(Records from a dataset)
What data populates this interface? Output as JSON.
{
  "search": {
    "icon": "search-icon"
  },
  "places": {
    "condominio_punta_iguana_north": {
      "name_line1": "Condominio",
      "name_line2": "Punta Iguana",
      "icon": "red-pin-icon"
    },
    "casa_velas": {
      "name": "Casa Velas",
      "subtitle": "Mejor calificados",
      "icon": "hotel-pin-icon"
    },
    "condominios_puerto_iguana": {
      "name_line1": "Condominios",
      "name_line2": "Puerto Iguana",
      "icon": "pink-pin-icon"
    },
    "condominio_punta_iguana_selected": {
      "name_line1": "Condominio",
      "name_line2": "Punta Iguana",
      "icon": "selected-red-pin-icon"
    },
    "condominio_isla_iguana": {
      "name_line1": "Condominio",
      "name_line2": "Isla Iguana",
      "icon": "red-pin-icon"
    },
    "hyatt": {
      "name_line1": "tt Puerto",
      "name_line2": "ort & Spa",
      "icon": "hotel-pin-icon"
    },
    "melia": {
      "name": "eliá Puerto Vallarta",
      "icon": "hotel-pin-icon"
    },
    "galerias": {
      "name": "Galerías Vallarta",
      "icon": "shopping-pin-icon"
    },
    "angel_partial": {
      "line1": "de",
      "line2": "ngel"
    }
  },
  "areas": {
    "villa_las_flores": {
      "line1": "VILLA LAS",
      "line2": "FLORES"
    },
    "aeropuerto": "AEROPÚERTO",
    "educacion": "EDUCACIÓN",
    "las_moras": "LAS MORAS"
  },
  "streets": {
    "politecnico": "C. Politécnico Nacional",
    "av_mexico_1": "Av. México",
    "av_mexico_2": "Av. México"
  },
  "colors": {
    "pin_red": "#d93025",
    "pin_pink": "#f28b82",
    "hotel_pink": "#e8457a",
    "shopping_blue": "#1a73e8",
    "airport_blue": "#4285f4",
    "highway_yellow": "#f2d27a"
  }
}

* INSTRUCTION: Count the lines that include the word "Vallarta" and state the result as a bare number.

* RESULT: 2